▸ Work to be completed: For this exercise, copy out each line of the material below that includes "staff".
-- Start of Exercise inputs --
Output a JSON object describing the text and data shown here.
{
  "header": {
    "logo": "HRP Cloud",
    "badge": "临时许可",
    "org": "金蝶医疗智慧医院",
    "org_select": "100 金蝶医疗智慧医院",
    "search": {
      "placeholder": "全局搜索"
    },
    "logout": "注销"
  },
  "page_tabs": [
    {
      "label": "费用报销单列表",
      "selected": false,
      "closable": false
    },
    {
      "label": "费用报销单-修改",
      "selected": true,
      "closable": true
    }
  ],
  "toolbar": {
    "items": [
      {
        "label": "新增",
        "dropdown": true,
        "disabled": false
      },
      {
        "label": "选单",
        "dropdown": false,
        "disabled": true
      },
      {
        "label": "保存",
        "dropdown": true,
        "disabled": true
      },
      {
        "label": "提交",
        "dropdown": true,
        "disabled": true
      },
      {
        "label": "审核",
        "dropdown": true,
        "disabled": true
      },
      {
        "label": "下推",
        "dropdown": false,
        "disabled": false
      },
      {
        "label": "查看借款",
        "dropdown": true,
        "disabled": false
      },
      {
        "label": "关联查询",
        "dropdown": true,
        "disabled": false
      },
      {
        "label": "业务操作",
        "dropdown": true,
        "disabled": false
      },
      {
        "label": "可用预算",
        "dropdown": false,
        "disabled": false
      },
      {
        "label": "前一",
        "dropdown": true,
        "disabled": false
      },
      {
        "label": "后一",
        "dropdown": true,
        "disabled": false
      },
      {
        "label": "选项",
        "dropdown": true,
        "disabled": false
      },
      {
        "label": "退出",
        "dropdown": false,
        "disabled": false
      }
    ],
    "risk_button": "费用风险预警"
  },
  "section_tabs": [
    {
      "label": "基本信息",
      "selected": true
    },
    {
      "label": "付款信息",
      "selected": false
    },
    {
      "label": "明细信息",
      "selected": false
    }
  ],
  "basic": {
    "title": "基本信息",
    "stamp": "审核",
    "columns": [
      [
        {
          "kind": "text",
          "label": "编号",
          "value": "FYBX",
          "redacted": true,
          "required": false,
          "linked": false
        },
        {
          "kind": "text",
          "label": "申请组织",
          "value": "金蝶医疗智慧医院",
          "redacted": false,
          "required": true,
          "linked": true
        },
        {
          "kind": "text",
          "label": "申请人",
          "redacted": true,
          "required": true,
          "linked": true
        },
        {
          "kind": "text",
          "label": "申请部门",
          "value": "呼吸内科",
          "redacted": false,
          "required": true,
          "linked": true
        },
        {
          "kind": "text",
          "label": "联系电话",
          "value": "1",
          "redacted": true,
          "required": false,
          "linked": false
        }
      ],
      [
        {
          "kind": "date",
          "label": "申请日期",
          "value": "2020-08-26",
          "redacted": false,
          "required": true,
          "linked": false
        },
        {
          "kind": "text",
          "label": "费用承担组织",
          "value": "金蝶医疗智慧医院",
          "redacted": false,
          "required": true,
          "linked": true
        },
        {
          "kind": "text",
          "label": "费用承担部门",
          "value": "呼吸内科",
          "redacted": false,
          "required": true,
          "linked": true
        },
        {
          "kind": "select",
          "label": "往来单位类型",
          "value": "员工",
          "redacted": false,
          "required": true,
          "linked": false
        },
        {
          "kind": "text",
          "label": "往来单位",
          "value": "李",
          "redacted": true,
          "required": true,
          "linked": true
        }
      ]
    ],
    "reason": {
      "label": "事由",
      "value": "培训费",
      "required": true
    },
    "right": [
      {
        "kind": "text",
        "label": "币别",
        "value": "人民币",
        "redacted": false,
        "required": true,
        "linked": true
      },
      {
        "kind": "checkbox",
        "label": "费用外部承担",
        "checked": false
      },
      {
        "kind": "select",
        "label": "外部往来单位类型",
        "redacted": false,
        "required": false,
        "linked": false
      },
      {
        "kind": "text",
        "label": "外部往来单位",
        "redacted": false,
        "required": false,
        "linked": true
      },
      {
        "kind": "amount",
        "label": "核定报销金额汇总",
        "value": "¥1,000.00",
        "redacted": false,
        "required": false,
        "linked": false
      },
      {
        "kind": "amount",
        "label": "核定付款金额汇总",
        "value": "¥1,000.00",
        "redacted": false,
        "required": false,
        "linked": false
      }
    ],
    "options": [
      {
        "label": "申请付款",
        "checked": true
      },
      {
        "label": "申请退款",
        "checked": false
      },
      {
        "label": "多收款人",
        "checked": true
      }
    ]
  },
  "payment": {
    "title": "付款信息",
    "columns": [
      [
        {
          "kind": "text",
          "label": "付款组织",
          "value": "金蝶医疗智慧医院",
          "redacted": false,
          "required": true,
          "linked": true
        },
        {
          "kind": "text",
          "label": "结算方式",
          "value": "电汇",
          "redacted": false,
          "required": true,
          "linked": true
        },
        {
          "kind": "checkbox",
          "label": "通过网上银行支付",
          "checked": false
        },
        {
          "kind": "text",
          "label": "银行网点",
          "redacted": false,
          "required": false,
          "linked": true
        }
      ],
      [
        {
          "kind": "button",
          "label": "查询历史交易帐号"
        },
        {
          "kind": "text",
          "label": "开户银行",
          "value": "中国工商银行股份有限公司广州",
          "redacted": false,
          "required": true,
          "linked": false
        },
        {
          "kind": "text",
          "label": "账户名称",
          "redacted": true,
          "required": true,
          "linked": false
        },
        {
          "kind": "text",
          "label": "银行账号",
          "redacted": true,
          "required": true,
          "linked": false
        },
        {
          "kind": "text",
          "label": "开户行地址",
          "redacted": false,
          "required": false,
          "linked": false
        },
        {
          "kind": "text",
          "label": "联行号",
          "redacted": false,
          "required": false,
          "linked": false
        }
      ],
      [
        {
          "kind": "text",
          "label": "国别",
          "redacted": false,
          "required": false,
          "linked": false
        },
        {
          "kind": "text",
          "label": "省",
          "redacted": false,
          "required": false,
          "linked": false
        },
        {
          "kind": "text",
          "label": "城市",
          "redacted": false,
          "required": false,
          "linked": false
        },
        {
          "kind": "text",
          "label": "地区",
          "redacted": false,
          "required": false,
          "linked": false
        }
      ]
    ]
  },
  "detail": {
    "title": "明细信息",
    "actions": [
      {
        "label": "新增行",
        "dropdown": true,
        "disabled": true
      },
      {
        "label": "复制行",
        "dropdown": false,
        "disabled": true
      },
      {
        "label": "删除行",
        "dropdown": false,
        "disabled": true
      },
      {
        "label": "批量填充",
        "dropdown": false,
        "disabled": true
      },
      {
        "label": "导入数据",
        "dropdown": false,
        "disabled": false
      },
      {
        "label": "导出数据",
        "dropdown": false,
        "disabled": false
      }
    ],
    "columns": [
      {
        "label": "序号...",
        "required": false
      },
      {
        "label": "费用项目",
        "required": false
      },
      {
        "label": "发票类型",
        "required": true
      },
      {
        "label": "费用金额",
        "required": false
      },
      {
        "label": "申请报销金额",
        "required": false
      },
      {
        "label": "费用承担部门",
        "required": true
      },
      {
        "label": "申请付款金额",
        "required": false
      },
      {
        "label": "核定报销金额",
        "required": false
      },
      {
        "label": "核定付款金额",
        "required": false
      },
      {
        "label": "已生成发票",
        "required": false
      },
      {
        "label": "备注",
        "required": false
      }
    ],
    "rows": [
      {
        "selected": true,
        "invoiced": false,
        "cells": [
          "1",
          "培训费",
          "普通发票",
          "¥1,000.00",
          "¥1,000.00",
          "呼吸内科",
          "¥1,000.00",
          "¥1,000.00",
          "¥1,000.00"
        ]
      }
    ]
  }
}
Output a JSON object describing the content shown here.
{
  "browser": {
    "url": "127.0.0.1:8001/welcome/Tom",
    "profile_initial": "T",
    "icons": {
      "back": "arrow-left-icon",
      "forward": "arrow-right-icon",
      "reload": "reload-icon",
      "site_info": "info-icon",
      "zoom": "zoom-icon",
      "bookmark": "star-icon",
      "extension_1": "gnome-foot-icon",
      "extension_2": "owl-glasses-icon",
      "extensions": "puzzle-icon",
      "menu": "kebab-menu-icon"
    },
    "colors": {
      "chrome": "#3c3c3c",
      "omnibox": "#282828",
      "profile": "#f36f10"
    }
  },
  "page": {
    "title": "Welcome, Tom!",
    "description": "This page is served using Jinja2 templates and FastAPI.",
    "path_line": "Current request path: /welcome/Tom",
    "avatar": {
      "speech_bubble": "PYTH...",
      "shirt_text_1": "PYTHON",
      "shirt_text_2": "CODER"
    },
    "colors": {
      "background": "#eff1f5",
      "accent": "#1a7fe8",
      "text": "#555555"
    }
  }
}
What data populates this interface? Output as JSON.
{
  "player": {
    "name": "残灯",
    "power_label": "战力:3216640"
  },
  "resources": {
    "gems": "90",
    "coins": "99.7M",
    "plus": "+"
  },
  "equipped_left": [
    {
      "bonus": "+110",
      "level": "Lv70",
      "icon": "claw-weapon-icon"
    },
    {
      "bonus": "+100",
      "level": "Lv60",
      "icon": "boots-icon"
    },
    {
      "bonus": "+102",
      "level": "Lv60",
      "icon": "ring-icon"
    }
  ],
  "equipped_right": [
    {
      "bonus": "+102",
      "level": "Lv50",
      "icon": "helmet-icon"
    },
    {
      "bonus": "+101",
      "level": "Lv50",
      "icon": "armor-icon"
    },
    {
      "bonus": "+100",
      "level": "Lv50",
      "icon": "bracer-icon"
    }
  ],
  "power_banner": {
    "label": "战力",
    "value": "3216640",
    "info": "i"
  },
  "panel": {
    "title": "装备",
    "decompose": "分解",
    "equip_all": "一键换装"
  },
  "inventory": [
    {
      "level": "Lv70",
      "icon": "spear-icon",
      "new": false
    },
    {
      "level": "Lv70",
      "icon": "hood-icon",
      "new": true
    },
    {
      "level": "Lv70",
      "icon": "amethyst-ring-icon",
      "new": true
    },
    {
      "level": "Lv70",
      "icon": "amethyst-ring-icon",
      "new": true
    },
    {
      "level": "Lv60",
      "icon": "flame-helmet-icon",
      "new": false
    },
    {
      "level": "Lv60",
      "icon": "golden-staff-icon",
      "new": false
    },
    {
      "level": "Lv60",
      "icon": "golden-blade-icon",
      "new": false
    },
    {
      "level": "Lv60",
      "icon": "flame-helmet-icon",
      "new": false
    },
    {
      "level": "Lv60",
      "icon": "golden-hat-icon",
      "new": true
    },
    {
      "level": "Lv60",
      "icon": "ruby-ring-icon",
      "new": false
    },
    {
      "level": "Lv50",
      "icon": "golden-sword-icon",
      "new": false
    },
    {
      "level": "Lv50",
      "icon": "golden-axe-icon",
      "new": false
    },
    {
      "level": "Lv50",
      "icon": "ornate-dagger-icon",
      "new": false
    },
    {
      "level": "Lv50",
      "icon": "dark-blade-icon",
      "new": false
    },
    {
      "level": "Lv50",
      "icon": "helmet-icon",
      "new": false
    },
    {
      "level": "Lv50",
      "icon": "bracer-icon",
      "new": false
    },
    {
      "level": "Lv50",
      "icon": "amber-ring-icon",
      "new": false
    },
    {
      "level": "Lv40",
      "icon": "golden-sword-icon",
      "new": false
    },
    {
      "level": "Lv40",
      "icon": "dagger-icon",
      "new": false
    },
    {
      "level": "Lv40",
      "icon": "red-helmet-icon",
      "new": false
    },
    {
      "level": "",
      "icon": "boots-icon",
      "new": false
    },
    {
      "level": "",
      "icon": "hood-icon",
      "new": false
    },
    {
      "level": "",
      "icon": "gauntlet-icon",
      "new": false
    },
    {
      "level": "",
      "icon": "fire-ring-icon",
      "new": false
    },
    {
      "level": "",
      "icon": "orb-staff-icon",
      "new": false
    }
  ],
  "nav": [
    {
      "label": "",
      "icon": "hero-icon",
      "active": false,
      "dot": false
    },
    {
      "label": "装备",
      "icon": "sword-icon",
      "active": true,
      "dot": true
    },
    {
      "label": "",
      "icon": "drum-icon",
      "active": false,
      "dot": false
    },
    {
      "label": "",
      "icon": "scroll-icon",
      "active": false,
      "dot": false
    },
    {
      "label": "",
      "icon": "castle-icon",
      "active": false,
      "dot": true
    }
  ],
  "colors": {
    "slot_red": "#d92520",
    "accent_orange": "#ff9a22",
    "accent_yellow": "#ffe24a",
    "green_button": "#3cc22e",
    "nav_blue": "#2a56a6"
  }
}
-- End of Exercise inputs --
▸ Expected answer:
      "icon": "golden-staff-icon",
      "icon": "orb-staff-icon",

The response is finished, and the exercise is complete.